Entries from a dataset
= = =

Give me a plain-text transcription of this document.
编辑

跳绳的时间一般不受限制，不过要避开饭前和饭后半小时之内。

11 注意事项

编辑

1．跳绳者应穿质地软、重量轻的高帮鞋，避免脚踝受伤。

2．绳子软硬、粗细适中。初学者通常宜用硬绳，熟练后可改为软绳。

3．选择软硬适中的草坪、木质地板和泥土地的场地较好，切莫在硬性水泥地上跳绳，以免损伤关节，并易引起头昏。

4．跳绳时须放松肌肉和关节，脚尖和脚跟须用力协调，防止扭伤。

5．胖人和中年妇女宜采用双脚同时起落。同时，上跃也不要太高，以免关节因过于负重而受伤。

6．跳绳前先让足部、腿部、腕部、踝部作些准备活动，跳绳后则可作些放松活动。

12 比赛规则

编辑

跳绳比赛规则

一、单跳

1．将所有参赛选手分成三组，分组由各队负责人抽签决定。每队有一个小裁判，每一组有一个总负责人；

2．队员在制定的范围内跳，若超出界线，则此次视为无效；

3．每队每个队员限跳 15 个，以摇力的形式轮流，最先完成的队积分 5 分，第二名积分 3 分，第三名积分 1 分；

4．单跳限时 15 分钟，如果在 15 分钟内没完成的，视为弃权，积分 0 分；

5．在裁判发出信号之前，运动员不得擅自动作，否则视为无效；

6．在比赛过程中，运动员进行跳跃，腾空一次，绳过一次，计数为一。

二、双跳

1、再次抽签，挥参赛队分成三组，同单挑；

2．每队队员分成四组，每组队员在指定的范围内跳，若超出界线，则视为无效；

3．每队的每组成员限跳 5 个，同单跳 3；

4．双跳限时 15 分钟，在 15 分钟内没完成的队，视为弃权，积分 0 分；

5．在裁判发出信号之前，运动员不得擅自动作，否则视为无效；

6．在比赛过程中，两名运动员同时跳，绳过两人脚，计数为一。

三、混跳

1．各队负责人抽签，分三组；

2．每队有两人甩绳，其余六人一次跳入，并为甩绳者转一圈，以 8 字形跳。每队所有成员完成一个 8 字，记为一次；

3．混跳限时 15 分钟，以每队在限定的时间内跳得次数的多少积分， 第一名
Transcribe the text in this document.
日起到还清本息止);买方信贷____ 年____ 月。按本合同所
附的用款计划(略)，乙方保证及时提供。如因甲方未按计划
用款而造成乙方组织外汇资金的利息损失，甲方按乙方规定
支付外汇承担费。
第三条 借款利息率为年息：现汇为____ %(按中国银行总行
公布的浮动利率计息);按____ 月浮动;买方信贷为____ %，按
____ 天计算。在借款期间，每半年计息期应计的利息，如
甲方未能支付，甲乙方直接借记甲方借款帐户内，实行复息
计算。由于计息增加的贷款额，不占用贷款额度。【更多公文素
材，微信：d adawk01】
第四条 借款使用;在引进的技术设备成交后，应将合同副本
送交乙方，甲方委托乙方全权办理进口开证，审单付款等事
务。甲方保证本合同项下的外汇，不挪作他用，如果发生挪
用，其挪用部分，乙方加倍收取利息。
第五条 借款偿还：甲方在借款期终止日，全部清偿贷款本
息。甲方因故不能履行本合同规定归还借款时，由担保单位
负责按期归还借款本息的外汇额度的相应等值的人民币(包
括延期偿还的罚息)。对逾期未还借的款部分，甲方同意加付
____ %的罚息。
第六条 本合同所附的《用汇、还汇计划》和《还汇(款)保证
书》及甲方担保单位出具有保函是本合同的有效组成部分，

= = =

Would you restate each of the entries word for word?

### Correct response
Give me a plain-text transcription of this document.
编辑

跳绳的时间一般不受限制，不过要避开饭前和饭后半小时之内。

11 注意事项

编辑

1．跳绳者应穿质地软、重量轻的高帮鞋，避免脚踝受伤。

2．绳子软硬、粗细适中。初学者通常宜用硬绳，熟练后可改为软绳。

3．选择软硬适中的草坪、木质地板和泥土地的场地较好，切莫在硬性水泥地上跳绳，以免损伤关节，并易引起头昏。

4．跳绳时须放松肌肉和关节，脚尖和脚跟须用力协调，防止扭伤。

5．胖人和中年妇女宜采用双脚同时起落。同时，上跃也不要太高，以免关节因过于负重而受伤。

6．跳绳前先让足部、腿部、腕部、踝部作些准备活动，跳绳后则可作些放松活动。

12 比赛规则

编辑

跳绳比赛规则

一、单跳

1．将所有参赛选手分成三组，分组由各队负责人抽签决定。每队有一个小裁判，每一组有一个总负责人；

2．队员在制定的范围内跳，若超出界线，则此次视为无效；

3．每队每个队员限跳 15 个，以摇力的形式轮流，最先完成的队积分 5 分，第二名积分 3 分，第三名积分 1 分；

4．单跳限时 15 分钟，如果在 15 分钟内没完成的，视为弃权，积分 0 分；

5．在裁判发出信号之前，运动员不得擅自动作，否则视为无效；

6．在比赛过程中，运动员进行跳跃，腾空一次，绳过一次，计数为一。

二、双跳

1、再次抽签，挥参赛队分成三组，同单挑；

2．每队队员分成四组，每组队员在指定的范围内跳，若超出界线，则视为无效；

3．每队的每组成员限跳 5 个，同单跳 3；

4．双跳限时 15 分钟，在 15 分钟内没完成的队，视为弃权，积分 0 分；

5．在裁判发出信号之前，运动员不得擅自动作，否则视为无效；

6．在比赛过程中，两名运动员同时跳，绳过两人脚，计数为一。

三、混跳

1．各队负责人抽签，分三组；

2．每队有两人甩绳，其余六人一次跳入，并为甩绳者转一圈，以 8 字形跳。每队所有成员完成一个 8 字，记为一次；

3．混跳限时 15 分钟，以每队在限定的时间内跳得次数的多少积分， 第一名
Transcribe the text in this document.
日起到还清本息止);买方信贷____ 年____ 月。按本合同所
附的用款计划(略)，乙方保证及时提供。如因甲方未按计划
用款而造成乙方组织外汇资金的利息损失，甲方按乙方规定
支付外汇承担费。
第三条 借款利息率为年息：现汇为____ %(按中国银行总行
公布的浮动利率计息);按____ 月浮动;买方信贷为____ %，按
____ 天计算。在借款期间，每半年计息期应计的利息，如
甲方未能支付，甲乙方直接借记甲方借款帐户内，实行复息
计算。由于计息增加的贷款额，不占用贷款额度。【更多公文素
材，微信：d adawk01】
第四条 借款使用;在引进的技术设备成交后，应将合同副本
送交乙方，甲方委托乙方全权办理进口开证，审单付款等事
务。甲方保证本合同项下的外汇，不挪作他用，如果发生挪
用，其挪用部分，乙方加倍收取利息。
第五条 借款偿还：甲方在借款期终止日，全部清偿贷款本
息。甲方因故不能履行本合同规定归还借款时，由担保单位
负责按期归还借款本息的外汇额度的相应等值的人民币(包
括延期偿还的罚息)。对逾期未还借的款部分，甲方同意加付
____ %的罚息。
第六条 本合同所附的《用汇、还汇计划》和《还汇(款)保证
书》及甲方担保单位出具有保函是本合同的有效组成部分，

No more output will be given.